Task instructions: Repeat all the records exactly, omitting pictures.

Rows from a dataset
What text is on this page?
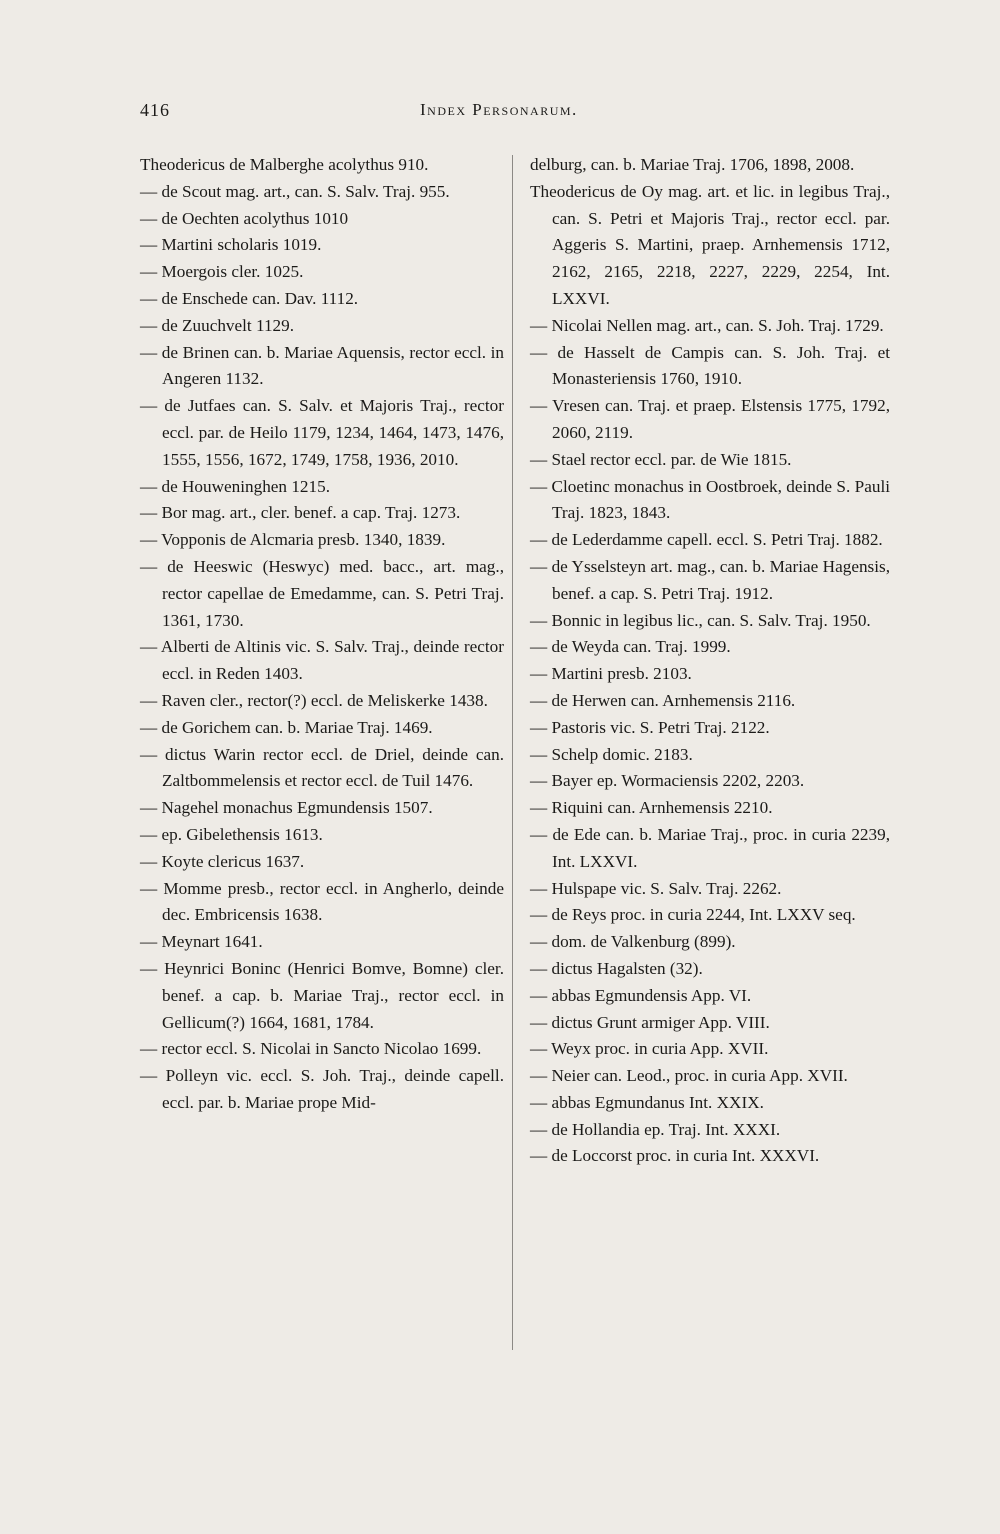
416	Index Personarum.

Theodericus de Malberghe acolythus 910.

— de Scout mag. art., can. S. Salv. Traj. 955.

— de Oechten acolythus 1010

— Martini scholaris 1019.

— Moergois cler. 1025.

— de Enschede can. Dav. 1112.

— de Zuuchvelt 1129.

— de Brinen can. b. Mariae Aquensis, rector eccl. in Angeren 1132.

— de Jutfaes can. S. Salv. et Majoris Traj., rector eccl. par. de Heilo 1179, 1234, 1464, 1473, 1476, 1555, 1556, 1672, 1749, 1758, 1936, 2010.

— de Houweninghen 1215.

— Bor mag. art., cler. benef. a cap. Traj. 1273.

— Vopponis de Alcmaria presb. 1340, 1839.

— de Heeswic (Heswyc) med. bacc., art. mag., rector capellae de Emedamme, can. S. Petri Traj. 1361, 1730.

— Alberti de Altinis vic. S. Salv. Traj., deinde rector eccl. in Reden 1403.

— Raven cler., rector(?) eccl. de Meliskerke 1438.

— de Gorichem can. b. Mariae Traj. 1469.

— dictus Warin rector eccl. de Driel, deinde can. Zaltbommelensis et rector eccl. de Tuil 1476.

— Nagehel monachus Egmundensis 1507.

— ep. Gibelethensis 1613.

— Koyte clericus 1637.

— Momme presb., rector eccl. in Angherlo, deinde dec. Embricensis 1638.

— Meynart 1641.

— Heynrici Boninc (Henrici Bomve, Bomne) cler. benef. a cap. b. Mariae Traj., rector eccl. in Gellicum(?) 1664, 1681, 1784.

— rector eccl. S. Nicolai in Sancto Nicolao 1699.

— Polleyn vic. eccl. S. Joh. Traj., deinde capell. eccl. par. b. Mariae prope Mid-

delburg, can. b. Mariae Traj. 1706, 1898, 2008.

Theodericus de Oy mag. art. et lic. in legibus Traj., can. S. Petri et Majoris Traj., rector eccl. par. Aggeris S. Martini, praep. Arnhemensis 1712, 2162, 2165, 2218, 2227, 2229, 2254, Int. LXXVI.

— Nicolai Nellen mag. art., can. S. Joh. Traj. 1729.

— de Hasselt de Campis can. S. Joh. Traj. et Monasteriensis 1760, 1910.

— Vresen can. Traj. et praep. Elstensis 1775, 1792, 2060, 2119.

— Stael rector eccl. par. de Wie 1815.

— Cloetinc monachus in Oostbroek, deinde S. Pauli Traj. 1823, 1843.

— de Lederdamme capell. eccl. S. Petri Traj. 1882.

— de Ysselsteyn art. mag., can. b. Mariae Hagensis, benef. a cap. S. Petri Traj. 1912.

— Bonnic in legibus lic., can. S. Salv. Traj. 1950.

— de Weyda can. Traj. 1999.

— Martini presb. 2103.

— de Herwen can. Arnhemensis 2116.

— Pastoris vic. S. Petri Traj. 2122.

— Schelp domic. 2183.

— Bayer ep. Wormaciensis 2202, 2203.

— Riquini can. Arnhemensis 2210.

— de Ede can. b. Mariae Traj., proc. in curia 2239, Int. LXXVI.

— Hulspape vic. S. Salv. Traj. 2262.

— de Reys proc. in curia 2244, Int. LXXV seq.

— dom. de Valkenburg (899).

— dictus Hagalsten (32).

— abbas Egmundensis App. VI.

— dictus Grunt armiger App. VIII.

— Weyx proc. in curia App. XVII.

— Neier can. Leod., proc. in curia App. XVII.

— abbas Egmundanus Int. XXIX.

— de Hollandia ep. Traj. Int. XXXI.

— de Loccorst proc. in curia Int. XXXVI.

Solution:
What text is on this page?
416	Index Personarum.

Theodericus de Malberghe acolythus 910.

— de Scout mag. art., can. S. Salv. Traj. 955.

— de Oechten acolythus 1010

— Martini scholaris 1019.

— Moergois cler. 1025.

— de Enschede can. Dav. 1112.

— de Zuuchvelt 1129.

— de Brinen can. b. Mariae Aquensis, rector eccl. in Angeren 1132.

— de Jutfaes can. S. Salv. et Majoris Traj., rector eccl. par. de Heilo 1179, 1234, 1464, 1473, 1476, 1555, 1556, 1672, 1749, 1758, 1936, 2010.

— de Houweninghen 1215.

— Bor mag. art., cler. benef. a cap. Traj. 1273.

— Vopponis de Alcmaria presb. 1340, 1839.

— de Heeswic (Heswyc) med. bacc., art. mag., rector capellae de Emedamme, can. S. Petri Traj. 1361, 1730.

— Alberti de Altinis vic. S. Salv. Traj., deinde rector eccl. in Reden 1403.

— Raven cler., rector(?) eccl. de Meliskerke 1438.

— de Gorichem can. b. Mariae Traj. 1469.

— dictus Warin rector eccl. de Driel, deinde can. Zaltbommelensis et rector eccl. de Tuil 1476.

— Nagehel monachus Egmundensis 1507.

— ep. Gibelethensis 1613.

— Koyte clericus 1637.

— Momme presb., rector eccl. in Angherlo, deinde dec. Embricensis 1638.

— Meynart 1641.

— Heynrici Boninc (Henrici Bomve, Bomne) cler. benef. a cap. b. Mariae Traj., rector eccl. in Gellicum(?) 1664, 1681, 1784.

— rector eccl. S. Nicolai in Sancto Nicolao 1699.

— Polleyn vic. eccl. S. Joh. Traj., deinde capell. eccl. par. b. Mariae prope Mid-

delburg, can. b. Mariae Traj. 1706, 1898, 2008.

Theodericus de Oy mag. art. et lic. in legibus Traj., can. S. Petri et Majoris Traj., rector eccl. par. Aggeris S. Martini, praep. Arnhemensis 1712, 2162, 2165, 2218, 2227, 2229, 2254, Int. LXXVI.

— Nicolai Nellen mag. art., can. S. Joh. Traj. 1729.

— de Hasselt de Campis can. S. Joh. Traj. et Monasteriensis 1760, 1910.

— Vresen can. Traj. et praep. Elstensis 1775, 1792, 2060, 2119.

— Stael rector eccl. par. de Wie 1815.

— Cloetinc monachus in Oostbroek, deinde S. Pauli Traj. 1823, 1843.

— de Lederdamme capell. eccl. S. Petri Traj. 1882.

— de Ysselsteyn art. mag., can. b. Mariae Hagensis, benef. a cap. S. Petri Traj. 1912.

— Bonnic in legibus lic., can. S. Salv. Traj. 1950.

— de Weyda can. Traj. 1999.

— Martini presb. 2103.

— de Herwen can. Arnhemensis 2116.

— Pastoris vic. S. Petri Traj. 2122.

— Schelp domic. 2183.

— Bayer ep. Wormaciensis 2202, 2203.

— Riquini can. Arnhemensis 2210.

— de Ede can. b. Mariae Traj., proc. in curia 2239, Int. LXXVI.

— Hulspape vic. S. Salv. Traj. 2262.

— de Reys proc. in curia 2244, Int. LXXV seq.

— dom. de Valkenburg (899).

— dictus Hagalsten (32).

— abbas Egmundensis App. VI.

— dictus Grunt armiger App. VIII.

— Weyx proc. in curia App. XVII.

— Neier can. Leod., proc. in curia App. XVII.

— abbas Egmundanus Int. XXIX.

— de Hollandia ep. Traj. Int. XXXI.

— de Loccorst proc. in curia Int. XXXVI.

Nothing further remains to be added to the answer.